■ DATA EXCERPTS ■
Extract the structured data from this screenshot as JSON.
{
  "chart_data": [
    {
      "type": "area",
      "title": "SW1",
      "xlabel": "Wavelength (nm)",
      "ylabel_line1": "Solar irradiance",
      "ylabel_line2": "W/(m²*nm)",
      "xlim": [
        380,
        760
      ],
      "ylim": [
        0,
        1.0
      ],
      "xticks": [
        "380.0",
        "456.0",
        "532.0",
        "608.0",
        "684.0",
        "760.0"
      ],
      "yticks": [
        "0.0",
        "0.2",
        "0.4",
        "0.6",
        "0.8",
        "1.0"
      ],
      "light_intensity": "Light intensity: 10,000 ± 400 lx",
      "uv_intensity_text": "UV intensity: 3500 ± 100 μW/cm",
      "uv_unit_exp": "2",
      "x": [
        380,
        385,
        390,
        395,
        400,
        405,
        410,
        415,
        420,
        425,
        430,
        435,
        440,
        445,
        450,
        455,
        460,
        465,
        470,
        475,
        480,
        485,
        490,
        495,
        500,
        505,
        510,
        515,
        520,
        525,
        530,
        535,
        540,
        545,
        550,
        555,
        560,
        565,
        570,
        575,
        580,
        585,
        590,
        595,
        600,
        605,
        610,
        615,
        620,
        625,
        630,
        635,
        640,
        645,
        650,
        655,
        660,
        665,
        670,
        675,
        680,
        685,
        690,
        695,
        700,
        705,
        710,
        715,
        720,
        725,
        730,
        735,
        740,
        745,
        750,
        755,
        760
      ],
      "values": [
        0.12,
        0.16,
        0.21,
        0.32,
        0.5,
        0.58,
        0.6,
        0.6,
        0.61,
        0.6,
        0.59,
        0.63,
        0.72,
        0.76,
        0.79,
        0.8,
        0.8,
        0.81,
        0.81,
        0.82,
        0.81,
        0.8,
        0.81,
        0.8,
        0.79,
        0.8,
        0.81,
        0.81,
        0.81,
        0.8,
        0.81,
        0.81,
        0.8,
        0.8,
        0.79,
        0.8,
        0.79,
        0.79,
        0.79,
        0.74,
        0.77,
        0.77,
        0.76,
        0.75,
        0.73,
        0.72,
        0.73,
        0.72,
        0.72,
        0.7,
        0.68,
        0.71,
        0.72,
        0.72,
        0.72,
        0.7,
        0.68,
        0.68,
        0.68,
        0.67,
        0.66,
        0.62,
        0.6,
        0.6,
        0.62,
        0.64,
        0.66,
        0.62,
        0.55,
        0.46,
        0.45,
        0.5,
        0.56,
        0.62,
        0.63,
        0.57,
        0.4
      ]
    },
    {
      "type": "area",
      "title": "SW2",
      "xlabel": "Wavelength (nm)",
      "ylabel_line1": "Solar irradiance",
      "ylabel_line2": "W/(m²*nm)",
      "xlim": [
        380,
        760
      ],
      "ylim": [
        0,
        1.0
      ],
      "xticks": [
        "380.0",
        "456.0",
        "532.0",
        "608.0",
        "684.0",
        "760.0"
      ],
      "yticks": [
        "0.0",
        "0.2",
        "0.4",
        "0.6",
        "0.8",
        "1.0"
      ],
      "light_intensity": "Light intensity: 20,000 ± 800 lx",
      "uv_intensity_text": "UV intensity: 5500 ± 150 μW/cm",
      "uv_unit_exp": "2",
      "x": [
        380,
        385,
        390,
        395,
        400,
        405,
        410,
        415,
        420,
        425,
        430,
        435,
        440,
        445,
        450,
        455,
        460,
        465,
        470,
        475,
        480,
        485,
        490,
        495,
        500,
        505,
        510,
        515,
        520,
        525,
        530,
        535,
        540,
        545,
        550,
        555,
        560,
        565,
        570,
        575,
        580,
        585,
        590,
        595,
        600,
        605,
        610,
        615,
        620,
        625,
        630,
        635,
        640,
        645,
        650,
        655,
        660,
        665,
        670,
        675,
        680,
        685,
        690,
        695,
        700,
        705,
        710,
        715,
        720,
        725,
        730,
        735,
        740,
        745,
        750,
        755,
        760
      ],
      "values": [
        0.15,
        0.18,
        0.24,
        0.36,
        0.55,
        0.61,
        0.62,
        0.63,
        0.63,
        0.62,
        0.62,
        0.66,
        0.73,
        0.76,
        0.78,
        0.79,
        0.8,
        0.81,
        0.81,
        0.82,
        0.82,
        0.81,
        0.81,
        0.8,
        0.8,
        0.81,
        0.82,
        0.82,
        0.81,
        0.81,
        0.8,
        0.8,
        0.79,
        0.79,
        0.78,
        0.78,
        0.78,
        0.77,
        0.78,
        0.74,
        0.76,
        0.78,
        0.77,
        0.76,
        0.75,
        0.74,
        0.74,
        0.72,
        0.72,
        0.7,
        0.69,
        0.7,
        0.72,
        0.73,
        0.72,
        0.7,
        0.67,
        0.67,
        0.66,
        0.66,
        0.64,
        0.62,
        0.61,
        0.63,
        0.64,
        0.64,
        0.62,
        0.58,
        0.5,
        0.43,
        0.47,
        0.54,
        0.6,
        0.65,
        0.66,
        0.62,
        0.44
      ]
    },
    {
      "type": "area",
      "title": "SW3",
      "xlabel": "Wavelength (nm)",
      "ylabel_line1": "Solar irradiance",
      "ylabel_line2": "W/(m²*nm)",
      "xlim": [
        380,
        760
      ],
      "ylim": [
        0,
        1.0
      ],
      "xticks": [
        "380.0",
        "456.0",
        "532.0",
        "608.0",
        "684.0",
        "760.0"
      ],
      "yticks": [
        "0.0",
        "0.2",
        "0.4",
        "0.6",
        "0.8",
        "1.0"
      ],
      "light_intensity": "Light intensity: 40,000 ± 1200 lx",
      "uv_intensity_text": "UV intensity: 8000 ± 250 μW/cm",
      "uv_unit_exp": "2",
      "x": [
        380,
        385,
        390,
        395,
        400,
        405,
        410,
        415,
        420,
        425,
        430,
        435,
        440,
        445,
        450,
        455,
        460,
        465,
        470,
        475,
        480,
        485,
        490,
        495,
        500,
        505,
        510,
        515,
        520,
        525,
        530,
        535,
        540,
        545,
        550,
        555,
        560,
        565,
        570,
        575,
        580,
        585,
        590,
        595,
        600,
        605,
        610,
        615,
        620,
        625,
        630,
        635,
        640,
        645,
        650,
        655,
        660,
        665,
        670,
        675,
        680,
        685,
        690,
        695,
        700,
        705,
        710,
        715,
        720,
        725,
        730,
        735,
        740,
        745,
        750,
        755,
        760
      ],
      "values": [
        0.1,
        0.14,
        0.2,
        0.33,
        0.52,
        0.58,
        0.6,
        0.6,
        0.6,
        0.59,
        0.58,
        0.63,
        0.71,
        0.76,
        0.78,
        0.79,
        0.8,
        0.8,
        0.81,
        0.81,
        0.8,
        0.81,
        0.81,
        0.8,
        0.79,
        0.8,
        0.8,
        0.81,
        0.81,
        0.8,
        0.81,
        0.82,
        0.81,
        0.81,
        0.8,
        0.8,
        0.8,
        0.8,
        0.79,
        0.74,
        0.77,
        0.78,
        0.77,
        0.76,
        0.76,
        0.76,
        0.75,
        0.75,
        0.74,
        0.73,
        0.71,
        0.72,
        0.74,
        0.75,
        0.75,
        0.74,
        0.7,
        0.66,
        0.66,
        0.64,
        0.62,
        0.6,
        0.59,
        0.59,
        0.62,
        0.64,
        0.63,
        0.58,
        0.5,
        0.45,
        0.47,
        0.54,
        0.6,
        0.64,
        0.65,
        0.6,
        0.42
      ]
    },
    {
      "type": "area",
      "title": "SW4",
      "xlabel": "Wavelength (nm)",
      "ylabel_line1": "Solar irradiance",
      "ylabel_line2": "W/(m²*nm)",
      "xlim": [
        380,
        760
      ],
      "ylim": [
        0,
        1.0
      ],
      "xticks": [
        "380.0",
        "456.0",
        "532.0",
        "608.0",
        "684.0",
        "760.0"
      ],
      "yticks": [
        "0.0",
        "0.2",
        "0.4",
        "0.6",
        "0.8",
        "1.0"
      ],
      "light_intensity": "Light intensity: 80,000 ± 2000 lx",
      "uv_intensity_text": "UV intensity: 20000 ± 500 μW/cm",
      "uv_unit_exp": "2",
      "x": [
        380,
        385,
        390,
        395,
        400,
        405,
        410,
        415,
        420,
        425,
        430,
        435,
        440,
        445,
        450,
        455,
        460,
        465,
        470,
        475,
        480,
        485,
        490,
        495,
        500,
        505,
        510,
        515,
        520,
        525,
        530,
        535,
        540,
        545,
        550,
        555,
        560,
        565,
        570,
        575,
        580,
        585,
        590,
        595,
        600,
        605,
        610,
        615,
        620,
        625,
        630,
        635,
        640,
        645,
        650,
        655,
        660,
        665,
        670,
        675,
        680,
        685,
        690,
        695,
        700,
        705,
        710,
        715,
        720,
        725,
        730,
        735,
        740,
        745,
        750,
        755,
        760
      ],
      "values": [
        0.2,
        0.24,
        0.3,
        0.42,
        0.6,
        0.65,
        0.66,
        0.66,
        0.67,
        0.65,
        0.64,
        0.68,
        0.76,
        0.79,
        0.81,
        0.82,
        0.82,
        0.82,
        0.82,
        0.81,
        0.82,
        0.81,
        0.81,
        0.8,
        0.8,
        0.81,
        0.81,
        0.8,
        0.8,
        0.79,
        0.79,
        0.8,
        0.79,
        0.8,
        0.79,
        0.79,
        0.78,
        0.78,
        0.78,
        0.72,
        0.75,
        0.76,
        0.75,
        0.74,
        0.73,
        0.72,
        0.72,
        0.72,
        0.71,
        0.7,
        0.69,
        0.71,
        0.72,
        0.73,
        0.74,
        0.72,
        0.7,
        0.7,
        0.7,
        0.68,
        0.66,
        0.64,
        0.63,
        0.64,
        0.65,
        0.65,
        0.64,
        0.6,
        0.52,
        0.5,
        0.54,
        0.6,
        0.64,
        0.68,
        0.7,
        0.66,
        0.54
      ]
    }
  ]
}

■ EXERCISE DIRECTIONS ■
In the records above, find the lines containing "title" and copy them.

■ CORRECT ANSWER ■
      "title": "SW1",
      "title": "SW2",
      "title": "SW3",
      "title": "SW4",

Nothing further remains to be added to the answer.